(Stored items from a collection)
┏━━
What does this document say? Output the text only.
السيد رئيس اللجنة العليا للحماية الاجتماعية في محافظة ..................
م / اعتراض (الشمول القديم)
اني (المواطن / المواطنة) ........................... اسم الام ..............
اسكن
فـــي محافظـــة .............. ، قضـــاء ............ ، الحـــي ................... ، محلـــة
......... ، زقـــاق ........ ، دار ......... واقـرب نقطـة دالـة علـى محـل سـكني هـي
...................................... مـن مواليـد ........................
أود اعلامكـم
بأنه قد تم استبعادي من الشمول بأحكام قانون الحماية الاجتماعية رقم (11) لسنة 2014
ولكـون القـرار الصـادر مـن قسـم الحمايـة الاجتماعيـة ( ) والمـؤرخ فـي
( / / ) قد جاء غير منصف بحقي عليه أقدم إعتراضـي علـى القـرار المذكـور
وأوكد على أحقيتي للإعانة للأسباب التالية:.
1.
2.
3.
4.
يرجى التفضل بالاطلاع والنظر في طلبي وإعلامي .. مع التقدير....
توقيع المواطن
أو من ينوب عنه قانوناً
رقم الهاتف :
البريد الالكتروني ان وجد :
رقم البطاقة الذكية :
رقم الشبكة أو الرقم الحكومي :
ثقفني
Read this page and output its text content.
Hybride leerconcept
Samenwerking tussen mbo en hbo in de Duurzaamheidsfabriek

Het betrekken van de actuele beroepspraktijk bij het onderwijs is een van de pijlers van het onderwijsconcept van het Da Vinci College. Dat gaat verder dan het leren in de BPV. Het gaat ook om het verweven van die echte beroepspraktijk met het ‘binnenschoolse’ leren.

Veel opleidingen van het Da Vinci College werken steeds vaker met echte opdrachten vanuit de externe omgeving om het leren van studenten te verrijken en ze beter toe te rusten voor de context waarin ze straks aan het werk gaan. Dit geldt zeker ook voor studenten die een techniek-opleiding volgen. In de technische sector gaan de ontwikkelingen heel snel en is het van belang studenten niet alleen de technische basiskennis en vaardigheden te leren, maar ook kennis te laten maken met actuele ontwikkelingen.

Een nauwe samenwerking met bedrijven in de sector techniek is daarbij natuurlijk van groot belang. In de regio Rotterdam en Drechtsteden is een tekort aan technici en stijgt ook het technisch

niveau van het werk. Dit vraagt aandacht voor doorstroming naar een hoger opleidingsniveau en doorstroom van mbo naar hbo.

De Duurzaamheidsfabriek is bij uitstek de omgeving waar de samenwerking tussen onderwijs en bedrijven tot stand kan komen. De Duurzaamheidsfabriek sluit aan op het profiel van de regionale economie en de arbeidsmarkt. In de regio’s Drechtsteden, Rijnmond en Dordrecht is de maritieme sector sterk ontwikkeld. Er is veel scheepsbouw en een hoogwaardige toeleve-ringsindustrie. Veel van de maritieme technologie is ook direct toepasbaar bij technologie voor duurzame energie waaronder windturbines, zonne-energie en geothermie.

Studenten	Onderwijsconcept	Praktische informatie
┗━━
__What the exercise asks__:
Report how many lines of the data hold the string "Vinci"; give only the number.

__Result of the task__:
2